[START Task inputs]
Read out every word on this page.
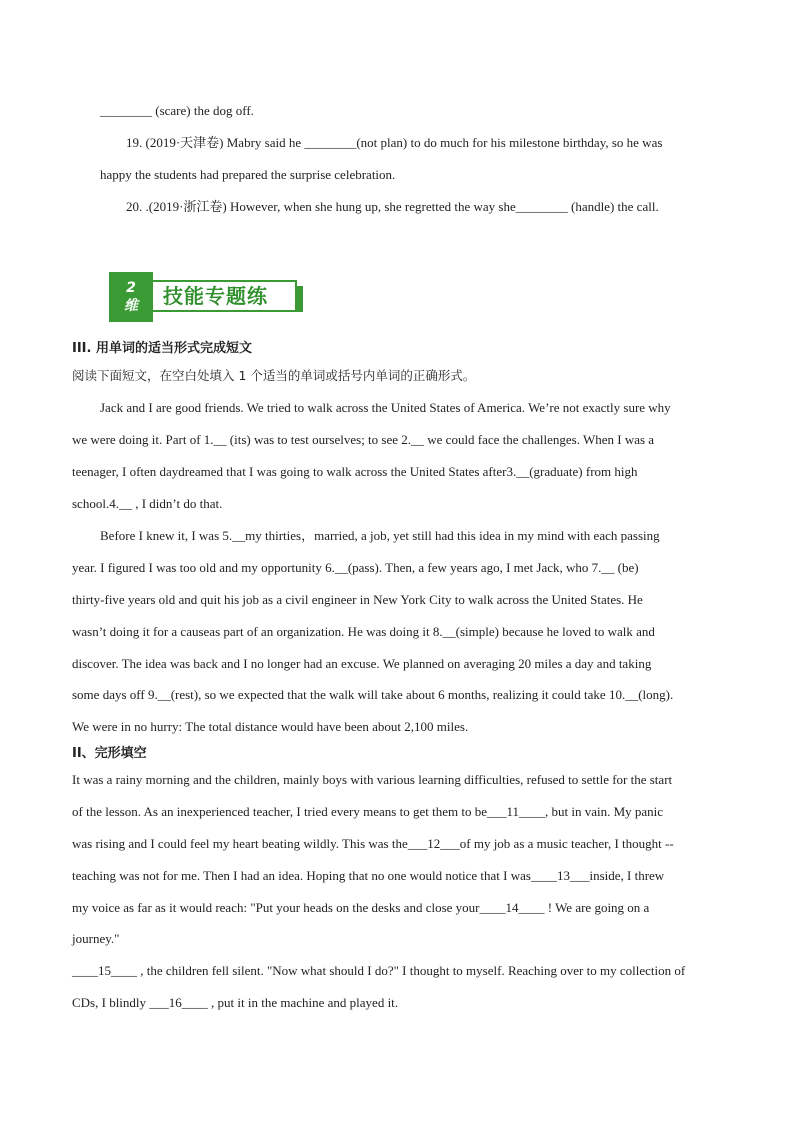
________ (scare) the dog off.
19. (2019·天津卷) Mabry said he ________(not plan) to do much for his milestone birthday, so he was
happy the students had prepared the surprise celebration.
20. .(2019·浙江卷) However, when she hung up, she regretted the way she________ (handle) the call.
2
维 技能专题练
III. 用单词的适当形式完成短文
阅读下面短文，在空白处填入 1 个适当的单词或括号内单词的正确形式。
Jack and I are good friends. We tried to walk across the United States of America. We’re not exactly sure why
we were doing it. Part of 1.__ (its) was to test ourselves; to see 2.__ we could face the challenges. When I was a
teenager, I often daydreamed that I was going to walk across the United States after3.__(graduate) from high
school.4.__ , I didn’t do that.
Before I knew it, I was 5.__my thirties，married, a job, yet still had this idea in my mind with each passing
year. I figured I was too old and my opportunity 6.__(pass). Then, a few years ago, I met Jack, who 7.__ (be)
thirty-five years old and quit his job as a civil engineer in New York City to walk across the United States. He
wasn’t doing it for a causeas part of an organization. He was doing it 8.__(simple) because he loved to walk and
discover. The idea was back and I no longer had an excuse. We planned on averaging 20 miles a day and taking
some days off 9.__(rest), so we expected that the walk will take about 6 months, realizing it could take 10.__(long).
We were in no hurry: The total distance would have been about 2,100 miles.
II、完形填空
It was a rainy morning and the children, mainly boys with various learning difficulties, refused to settle for the start
of the lesson. As an inexperienced teacher, I tried every means to get them to be___11____, but in vain. My panic
was rising and I could feel my heart beating wildly. This was the___12___of my job as a music teacher, I thought --
teaching was not for me. Then I had an idea. Hoping that no one would notice that I was____13___inside, I threw
my voice as far as it would reach: "Put your heads on the desks and close your____14____ ! We are going on a
journey."
____15____ , the children fell silent. "Now what should I do?" I thought to myself. Reaching over to my collection of
CDs, I blindly ___16____ , put it in the machine and played it.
[END Task inputs]
**Task goal**
The records above are to be quoted exactly, with all pictures left out.

**Task answer**
Read out every word on this page.
________ (scare) the dog off.
19. (2019·天津卷) Mabry said he ________(not plan) to do much for his milestone birthday, so he was
happy the students had prepared the surprise celebration.
20. .(2019·浙江卷) However, when she hung up, she regretted the way she________ (handle) the call.
2
维 技能专题练
III. 用单词的适当形式完成短文
阅读下面短文，在空白处填入 1 个适当的单词或括号内单词的正确形式。
Jack and I are good friends. We tried to walk across the United States of America. We’re not exactly sure why
we were doing it. Part of 1.__ (its) was to test ourselves; to see 2.__ we could face the challenges. When I was a
teenager, I often daydreamed that I was going to walk across the United States after3.__(graduate) from high
school.4.__ , I didn’t do that.
Before I knew it, I was 5.__my thirties，married, a job, yet still had this idea in my mind with each passing
year. I figured I was too old and my opportunity 6.__(pass). Then, a few years ago, I met Jack, who 7.__ (be)
thirty-five years old and quit his job as a civil engineer in New York City to walk across the United States. He
wasn’t doing it for a causeas part of an organization. He was doing it 8.__(simple) because he loved to walk and
discover. The idea was back and I no longer had an excuse. We planned on averaging 20 miles a day and taking
some days off 9.__(rest), so we expected that the walk will take about 6 months, realizing it could take 10.__(long).
We were in no hurry: The total distance would have been about 2,100 miles.
II、完形填空
It was a rainy morning and the children, mainly boys with various learning difficulties, refused to settle for the start
of the lesson. As an inexperienced teacher, I tried every means to get them to be___11____, but in vain. My panic
was rising and I could feel my heart beating wildly. This was the___12___of my job as a music teacher, I thought --
teaching was not for me. Then I had an idea. Hoping that no one would notice that I was____13___inside, I threw
my voice as far as it would reach: "Put your heads on the desks and close your____14____ ! We are going on a
journey."
____15____ , the children fell silent. "Now what should I do?" I thought to myself. Reaching over to my collection of
CDs, I blindly ___16____ , put it in the machine and played it.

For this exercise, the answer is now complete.